(Source records)
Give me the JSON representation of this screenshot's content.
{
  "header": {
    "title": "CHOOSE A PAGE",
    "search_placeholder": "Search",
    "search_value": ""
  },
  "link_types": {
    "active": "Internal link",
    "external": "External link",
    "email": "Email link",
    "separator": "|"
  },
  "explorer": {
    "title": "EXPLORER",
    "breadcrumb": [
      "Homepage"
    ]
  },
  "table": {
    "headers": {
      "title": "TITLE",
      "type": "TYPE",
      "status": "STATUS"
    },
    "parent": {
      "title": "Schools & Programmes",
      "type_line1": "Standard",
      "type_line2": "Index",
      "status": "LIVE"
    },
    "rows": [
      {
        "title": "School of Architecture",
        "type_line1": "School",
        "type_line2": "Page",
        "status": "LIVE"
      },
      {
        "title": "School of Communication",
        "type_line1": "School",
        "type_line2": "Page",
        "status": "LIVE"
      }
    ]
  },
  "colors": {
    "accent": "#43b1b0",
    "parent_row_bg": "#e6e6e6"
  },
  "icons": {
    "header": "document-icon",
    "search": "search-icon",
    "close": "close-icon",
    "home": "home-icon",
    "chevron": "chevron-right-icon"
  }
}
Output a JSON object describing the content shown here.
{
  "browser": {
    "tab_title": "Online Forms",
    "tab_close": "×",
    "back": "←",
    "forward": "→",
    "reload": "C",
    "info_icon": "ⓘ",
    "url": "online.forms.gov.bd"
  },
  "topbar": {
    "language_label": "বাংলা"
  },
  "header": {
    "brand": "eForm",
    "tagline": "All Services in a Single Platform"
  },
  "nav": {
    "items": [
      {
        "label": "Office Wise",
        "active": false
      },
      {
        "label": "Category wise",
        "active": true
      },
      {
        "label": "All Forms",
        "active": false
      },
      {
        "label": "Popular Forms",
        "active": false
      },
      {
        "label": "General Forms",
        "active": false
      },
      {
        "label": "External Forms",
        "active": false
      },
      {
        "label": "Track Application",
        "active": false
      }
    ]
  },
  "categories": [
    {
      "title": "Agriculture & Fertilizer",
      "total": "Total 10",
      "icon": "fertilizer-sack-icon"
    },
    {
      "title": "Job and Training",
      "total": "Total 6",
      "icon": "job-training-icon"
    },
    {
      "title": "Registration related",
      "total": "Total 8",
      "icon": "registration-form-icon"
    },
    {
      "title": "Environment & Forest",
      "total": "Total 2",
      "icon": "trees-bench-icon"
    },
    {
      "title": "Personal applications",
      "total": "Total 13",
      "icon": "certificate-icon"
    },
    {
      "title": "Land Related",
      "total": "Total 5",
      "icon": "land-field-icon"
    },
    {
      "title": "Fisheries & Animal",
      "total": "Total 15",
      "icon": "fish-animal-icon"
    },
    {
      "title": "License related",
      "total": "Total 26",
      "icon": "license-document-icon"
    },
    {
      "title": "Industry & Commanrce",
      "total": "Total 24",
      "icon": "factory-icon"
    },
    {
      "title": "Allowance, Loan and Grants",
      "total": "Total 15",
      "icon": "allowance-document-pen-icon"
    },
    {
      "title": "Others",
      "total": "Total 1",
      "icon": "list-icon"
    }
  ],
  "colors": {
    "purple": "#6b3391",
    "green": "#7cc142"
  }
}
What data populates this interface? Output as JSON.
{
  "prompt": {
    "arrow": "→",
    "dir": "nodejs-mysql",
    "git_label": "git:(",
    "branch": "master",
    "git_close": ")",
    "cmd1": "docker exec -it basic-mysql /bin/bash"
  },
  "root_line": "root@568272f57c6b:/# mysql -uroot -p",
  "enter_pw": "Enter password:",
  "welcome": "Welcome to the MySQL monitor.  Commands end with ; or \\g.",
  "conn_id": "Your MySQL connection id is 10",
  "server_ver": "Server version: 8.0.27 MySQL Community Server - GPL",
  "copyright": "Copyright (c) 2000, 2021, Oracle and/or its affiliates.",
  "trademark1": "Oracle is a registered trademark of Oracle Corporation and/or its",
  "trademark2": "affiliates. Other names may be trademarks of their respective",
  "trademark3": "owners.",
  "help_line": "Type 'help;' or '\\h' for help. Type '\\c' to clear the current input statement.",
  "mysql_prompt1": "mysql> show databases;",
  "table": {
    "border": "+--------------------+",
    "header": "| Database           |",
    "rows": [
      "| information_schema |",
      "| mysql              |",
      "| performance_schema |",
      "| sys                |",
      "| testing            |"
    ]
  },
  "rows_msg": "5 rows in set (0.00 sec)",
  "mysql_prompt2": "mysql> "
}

> [TASK] Transcribe every entry exactly.

> [EXERCISE OUTPUT]
Give me the JSON representation of this screenshot's content.
{
  "header": {
    "title": "CHOOSE A PAGE",
    "search_placeholder": "Search",
    "search_value": ""
  },
  "link_types": {
    "active": "Internal link",
    "external": "External link",
    "email": "Email link",
    "separator": "|"
  },
  "explorer": {
    "title": "EXPLORER",
    "breadcrumb": [
      "Homepage"
    ]
  },
  "table": {
    "headers": {
      "title": "TITLE",
      "type": "TYPE",
      "status": "STATUS"
    },
    "parent": {
      "title": "Schools & Programmes",
      "type_line1": "Standard",
      "type_line2": "Index",
      "status": "LIVE"
    },
    "rows": [
      {
        "title": "School of Architecture",
        "type_line1": "School",
        "type_line2": "Page",
        "status": "LIVE"
      },
      {
        "title": "School of Communication",
        "type_line1": "School",
        "type_line2": "Page",
        "status": "LIVE"
      }
    ]
  },
  "colors": {
    "accent": "#43b1b0",
    "parent_row_bg": "#e6e6e6"
  },
  "icons": {
    "header": "document-icon",
    "search": "search-icon",
    "close": "close-icon",
    "home": "home-icon",
    "chevron": "chevron-right-icon"
  }
}
Output a JSON object describing the content shown here.
{
  "browser": {
    "tab_title": "Online Forms",
    "tab_close": "×",
    "back": "←",
    "forward": "→",
    "reload": "C",
    "info_icon": "ⓘ",
    "url": "online.forms.gov.bd"
  },
  "topbar": {
    "language_label": "বাংলা"
  },
  "header": {
    "brand": "eForm",
    "tagline": "All Services in a Single Platform"
  },
  "nav": {
    "items": [
      {
        "label": "Office Wise",
        "active": false
      },
      {
        "label": "Category wise",
        "active": true
      },
      {
        "label": "All Forms",
        "active": false
      },
      {
        "label": "Popular Forms",
        "active": false
      },
      {
        "label": "General Forms",
        "active": false
      },
      {
        "label": "External Forms",
        "active": false
      },
      {
        "label": "Track Application",
        "active": false
      }
    ]
  },
  "categories": [
    {
      "title": "Agriculture & Fertilizer",
      "total": "Total 10",
      "icon": "fertilizer-sack-icon"
    },
    {
      "title": "Job and Training",
      "total": "Total 6",
      "icon": "job-training-icon"
    },
    {
      "title": "Registration related",
      "total": "Total 8",
      "icon": "registration-form-icon"
    },
    {
      "title": "Environment & Forest",
      "total": "Total 2",
      "icon": "trees-bench-icon"
    },
    {
      "title": "Personal applications",
      "total": "Total 13",
      "icon": "certificate-icon"
    },
    {
      "title": "Land Related",
      "total": "Total 5",
      "icon": "land-field-icon"
    },
    {
      "title": "Fisheries & Animal",
      "total": "Total 15",
      "icon": "fish-animal-icon"
    },
    {
      "title": "License related",
      "total": "Total 26",
      "icon": "license-document-icon"
    },
    {
      "title": "Industry & Commanrce",
      "total": "Total 24",
      "icon": "factory-icon"
    },
    {
      "title": "Allowance, Loan and Grants",
      "total": "Total 15",
      "icon": "allowance-document-pen-icon"
    },
    {
      "title": "Others",
      "total": "Total 1",
      "icon": "list-icon"
    }
  ],
  "colors": {
    "purple": "#6b3391",
    "green": "#7cc142"
  }
}
What data populates this interface? Output as JSON.
{
  "prompt": {
    "arrow": "→",
    "dir": "nodejs-mysql",
    "git_label": "git:(",
    "branch": "master",
    "git_close": ")",
    "cmd1": "docker exec -it basic-mysql /bin/bash"
  },
  "root_line": "root@568272f57c6b:/# mysql -uroot -p",
  "enter_pw": "Enter password:",
  "welcome": "Welcome to the MySQL monitor.  Commands end with ; or \\g.",
  "conn_id": "Your MySQL connection id is 10",
  "server_ver": "Server version: 8.0.27 MySQL Community Server - GPL",
  "copyright": "Copyright (c) 2000, 2021, Oracle and/or its affiliates.",
  "trademark1": "Oracle is a registered trademark of Oracle Corporation and/or its",
  "trademark2": "affiliates. Other names may be trademarks of their respective",
  "trademark3": "owners.",
  "help_line": "Type 'help;' or '\\h' for help. Type '\\c' to clear the current input statement.",
  "mysql_prompt1": "mysql> show databases;",
  "table": {
    "border": "+--------------------+",
    "header": "| Database           |",
    "rows": [
      "| information_schema |",
      "| mysql              |",
      "| performance_schema |",
      "| sys                |",
      "| testing            |"
    ]
  },
  "rows_msg": "5 rows in set (0.00 sec)",
  "mysql_prompt2": "mysql> "
}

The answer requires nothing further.